§ Task prompt:
Show every line of the records below that contains the word "Talkover".

Records from a data collection
## BEGIN

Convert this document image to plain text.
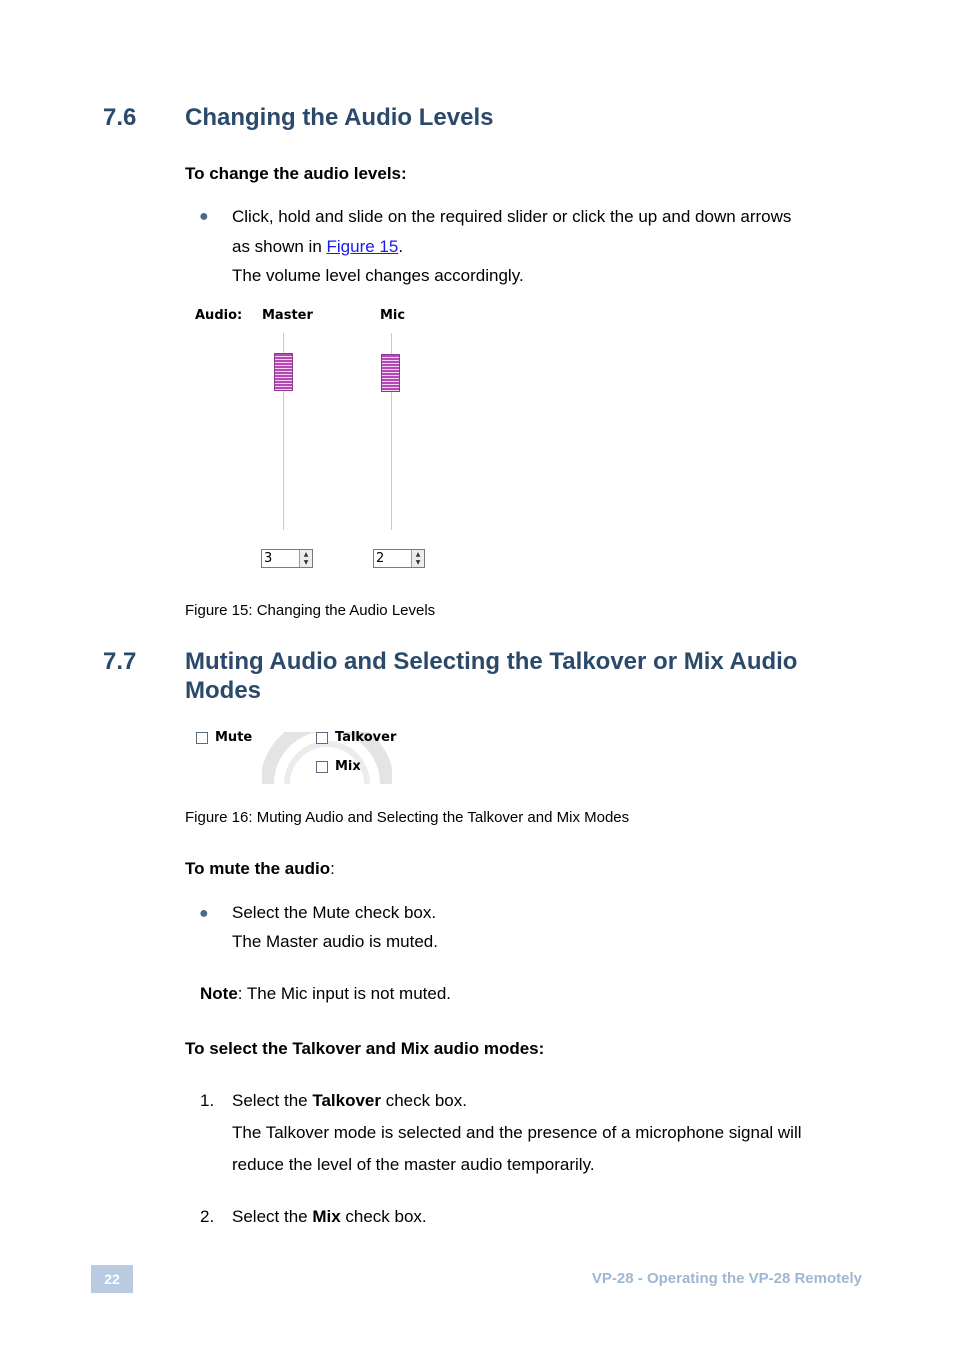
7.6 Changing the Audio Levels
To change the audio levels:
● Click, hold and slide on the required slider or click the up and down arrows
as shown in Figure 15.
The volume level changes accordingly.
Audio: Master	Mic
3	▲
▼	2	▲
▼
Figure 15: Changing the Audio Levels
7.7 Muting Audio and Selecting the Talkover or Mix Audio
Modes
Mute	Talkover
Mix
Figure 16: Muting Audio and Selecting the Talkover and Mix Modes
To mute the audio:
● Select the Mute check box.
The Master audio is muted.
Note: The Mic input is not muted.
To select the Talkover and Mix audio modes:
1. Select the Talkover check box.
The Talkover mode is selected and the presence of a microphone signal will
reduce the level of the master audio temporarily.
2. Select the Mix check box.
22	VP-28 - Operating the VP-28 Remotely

## END

§ Solution to this task:
7.7 Muting Audio and Selecting the Talkover or Mix Audio
Mute	Talkover
Figure 16: Muting Audio and Selecting the Talkover and Mix Modes
To select the Talkover and Mix audio modes:
1. Select the Talkover check box.
The Talkover mode is selected and the presence of a microphone signal will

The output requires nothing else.